[Dataset entries]
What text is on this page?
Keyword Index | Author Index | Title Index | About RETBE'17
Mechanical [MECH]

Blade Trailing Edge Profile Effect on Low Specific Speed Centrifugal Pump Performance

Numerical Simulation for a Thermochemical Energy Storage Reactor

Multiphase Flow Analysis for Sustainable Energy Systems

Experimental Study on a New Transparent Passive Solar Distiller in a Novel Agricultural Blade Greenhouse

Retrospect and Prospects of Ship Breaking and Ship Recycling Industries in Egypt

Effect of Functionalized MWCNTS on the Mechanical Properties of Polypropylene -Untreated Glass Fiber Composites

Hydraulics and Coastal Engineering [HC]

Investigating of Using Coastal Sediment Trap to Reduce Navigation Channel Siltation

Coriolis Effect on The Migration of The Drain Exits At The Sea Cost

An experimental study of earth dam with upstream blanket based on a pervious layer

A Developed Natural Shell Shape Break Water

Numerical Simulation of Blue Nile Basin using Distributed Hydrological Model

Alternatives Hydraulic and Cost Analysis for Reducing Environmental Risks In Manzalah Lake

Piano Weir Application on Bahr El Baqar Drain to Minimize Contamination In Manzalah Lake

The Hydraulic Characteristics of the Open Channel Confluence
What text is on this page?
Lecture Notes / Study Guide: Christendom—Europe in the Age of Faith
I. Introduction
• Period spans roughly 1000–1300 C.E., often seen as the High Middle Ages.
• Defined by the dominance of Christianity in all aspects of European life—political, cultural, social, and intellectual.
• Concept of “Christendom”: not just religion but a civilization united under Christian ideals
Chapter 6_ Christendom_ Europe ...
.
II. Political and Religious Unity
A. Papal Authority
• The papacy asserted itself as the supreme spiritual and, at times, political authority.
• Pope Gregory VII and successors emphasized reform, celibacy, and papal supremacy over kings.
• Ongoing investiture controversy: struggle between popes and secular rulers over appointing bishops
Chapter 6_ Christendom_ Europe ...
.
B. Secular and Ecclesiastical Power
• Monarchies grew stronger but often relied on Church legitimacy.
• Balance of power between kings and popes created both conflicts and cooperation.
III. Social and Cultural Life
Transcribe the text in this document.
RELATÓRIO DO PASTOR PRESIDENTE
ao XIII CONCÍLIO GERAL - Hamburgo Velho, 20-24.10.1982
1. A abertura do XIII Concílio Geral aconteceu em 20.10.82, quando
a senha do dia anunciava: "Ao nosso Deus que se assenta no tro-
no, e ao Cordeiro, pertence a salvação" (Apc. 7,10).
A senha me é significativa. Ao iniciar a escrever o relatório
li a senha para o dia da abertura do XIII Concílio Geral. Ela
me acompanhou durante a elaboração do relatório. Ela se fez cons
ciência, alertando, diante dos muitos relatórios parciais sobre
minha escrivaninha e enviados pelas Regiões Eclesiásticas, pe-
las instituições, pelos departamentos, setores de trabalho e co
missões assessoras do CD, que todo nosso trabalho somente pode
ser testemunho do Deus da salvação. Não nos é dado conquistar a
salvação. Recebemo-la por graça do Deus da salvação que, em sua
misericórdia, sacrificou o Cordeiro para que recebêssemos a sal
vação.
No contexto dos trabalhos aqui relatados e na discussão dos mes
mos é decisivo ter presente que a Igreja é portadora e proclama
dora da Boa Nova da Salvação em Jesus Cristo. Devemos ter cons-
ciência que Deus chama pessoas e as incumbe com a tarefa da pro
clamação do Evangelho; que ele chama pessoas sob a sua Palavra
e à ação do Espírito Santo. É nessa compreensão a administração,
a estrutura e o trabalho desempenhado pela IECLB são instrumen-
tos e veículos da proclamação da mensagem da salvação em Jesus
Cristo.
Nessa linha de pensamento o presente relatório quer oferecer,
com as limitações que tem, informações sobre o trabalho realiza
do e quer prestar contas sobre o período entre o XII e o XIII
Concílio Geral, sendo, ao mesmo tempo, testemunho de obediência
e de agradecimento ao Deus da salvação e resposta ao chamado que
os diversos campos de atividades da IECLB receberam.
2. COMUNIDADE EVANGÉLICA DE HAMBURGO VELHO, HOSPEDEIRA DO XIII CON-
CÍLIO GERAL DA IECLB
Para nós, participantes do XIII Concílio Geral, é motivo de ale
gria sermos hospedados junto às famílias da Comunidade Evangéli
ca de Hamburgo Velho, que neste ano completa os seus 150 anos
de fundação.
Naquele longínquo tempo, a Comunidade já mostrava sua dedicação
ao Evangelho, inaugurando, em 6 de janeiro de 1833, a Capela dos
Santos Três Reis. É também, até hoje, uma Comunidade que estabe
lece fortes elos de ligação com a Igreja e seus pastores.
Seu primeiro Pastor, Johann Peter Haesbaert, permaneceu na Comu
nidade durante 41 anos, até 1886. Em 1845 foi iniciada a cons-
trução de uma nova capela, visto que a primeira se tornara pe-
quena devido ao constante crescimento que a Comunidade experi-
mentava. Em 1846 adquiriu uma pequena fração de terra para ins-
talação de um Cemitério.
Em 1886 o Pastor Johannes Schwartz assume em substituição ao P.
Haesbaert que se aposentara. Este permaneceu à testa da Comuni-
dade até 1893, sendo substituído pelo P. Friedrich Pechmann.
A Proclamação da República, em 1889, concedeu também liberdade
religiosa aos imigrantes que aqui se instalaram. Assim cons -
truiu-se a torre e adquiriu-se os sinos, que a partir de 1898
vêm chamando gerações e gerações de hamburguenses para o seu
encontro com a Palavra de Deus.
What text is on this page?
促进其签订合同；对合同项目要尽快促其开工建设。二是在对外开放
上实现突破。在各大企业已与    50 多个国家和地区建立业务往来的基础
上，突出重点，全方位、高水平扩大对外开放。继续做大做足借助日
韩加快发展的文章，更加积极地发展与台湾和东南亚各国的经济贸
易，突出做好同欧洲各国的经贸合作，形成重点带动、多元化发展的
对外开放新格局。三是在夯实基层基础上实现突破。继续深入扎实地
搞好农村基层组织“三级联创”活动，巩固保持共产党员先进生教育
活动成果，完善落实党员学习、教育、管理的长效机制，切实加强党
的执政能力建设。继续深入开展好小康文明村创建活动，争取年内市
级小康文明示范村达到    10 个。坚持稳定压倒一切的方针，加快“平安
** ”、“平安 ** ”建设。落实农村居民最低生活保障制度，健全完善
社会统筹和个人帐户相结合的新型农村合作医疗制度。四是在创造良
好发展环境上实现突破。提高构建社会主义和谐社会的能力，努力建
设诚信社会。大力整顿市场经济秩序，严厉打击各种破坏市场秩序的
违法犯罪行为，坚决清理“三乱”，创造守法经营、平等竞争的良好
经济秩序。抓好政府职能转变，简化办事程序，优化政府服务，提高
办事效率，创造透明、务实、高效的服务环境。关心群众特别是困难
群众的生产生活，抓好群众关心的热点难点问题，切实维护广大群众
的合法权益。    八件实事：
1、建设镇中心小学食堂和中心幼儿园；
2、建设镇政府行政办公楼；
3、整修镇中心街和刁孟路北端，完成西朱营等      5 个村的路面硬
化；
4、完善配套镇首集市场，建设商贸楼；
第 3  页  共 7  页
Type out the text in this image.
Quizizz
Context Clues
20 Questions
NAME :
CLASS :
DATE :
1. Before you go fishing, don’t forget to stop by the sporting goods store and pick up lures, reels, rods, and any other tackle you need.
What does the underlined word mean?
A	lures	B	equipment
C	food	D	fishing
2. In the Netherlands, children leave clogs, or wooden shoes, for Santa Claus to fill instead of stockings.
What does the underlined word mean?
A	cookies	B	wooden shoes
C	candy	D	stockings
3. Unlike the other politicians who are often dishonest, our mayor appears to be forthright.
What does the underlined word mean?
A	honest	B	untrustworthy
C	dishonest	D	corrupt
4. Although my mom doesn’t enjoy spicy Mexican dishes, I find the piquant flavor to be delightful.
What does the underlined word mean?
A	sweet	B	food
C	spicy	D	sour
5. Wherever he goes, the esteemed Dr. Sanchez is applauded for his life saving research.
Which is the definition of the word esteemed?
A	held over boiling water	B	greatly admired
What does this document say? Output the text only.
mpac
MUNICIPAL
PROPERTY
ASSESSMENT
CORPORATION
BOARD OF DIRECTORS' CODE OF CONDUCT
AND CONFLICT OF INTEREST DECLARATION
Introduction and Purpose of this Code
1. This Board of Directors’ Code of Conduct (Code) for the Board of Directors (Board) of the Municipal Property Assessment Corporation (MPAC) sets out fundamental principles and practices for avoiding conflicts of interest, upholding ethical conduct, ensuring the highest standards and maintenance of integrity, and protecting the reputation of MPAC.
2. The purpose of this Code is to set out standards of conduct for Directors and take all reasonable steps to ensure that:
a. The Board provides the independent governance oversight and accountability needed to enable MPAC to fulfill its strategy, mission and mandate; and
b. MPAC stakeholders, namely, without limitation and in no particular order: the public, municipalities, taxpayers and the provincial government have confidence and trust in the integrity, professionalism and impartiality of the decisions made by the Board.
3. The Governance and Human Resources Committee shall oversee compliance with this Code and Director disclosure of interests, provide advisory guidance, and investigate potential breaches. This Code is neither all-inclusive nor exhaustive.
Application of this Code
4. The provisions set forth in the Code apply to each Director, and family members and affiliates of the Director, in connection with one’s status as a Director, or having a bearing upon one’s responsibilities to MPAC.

• PROBLEM REQUIREMENTS: Return the number of lines that include the word "standards", and nothing else.

• ANSWER TO THE PROBLEM: 2